◆ Provided data
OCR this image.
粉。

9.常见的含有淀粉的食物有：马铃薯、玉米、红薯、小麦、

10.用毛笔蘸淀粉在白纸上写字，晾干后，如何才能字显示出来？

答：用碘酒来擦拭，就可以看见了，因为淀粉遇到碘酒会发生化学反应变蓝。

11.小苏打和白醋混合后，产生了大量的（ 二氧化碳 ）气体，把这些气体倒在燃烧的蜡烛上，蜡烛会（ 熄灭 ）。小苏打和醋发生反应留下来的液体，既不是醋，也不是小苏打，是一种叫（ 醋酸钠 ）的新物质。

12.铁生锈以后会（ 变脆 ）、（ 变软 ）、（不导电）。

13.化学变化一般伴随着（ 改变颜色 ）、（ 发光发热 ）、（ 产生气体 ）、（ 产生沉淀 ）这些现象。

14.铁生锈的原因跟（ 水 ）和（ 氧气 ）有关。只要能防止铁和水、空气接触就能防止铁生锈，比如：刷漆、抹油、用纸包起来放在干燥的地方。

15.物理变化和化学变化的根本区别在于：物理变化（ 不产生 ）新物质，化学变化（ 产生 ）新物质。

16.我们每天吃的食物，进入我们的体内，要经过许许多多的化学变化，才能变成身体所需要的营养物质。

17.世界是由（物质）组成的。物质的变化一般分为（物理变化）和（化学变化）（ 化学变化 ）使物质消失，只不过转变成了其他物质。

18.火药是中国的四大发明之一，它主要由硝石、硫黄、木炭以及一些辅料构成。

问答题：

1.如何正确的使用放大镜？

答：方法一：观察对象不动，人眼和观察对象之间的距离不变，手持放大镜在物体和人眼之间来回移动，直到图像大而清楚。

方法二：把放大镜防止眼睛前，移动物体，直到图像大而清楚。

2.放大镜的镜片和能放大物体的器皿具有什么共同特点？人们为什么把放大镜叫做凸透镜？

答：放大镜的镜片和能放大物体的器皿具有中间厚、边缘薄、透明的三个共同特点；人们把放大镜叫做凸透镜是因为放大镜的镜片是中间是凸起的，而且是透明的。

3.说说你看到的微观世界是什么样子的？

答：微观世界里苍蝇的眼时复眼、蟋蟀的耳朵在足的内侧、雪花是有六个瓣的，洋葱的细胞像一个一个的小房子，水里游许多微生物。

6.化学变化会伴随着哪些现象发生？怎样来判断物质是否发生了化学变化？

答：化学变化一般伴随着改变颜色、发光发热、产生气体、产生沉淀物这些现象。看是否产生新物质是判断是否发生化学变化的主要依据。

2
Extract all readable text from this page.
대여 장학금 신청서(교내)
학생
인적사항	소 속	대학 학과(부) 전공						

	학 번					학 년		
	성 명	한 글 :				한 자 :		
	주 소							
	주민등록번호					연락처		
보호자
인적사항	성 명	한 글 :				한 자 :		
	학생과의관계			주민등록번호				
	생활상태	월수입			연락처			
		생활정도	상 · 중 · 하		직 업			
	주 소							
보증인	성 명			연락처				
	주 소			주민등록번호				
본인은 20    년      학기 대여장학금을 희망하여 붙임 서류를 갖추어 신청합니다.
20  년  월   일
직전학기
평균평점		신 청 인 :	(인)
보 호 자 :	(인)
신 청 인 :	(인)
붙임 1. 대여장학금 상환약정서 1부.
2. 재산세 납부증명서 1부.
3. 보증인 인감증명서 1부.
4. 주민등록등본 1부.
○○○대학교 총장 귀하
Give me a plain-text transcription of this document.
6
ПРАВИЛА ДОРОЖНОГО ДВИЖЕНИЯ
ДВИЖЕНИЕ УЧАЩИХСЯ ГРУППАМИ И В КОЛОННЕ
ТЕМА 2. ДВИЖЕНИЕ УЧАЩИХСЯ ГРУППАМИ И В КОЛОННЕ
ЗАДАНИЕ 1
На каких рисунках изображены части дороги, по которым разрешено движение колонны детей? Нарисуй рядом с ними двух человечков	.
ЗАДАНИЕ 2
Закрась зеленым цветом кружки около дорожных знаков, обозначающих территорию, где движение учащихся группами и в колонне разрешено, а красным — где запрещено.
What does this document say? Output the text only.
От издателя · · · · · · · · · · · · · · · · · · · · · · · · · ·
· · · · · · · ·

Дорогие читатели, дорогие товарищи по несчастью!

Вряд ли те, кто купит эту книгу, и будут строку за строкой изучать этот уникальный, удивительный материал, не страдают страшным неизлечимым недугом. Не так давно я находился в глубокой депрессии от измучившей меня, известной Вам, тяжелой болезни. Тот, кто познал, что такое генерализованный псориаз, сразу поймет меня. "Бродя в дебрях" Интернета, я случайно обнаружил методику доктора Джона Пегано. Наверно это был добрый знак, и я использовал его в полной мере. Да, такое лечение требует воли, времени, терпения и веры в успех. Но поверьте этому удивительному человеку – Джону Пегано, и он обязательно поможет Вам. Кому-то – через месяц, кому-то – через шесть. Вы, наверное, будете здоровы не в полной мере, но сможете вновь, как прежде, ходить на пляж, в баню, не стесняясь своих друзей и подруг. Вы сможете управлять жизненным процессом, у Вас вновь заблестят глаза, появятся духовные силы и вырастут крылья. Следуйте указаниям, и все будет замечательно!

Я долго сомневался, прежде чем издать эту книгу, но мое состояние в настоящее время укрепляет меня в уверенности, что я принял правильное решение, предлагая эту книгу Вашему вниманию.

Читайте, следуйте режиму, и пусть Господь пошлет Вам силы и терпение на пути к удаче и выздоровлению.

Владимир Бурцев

◆ Written problem
In the entries above, some lines may contain the string "разрешено"; report how many, without additional comment.

◆ The output
2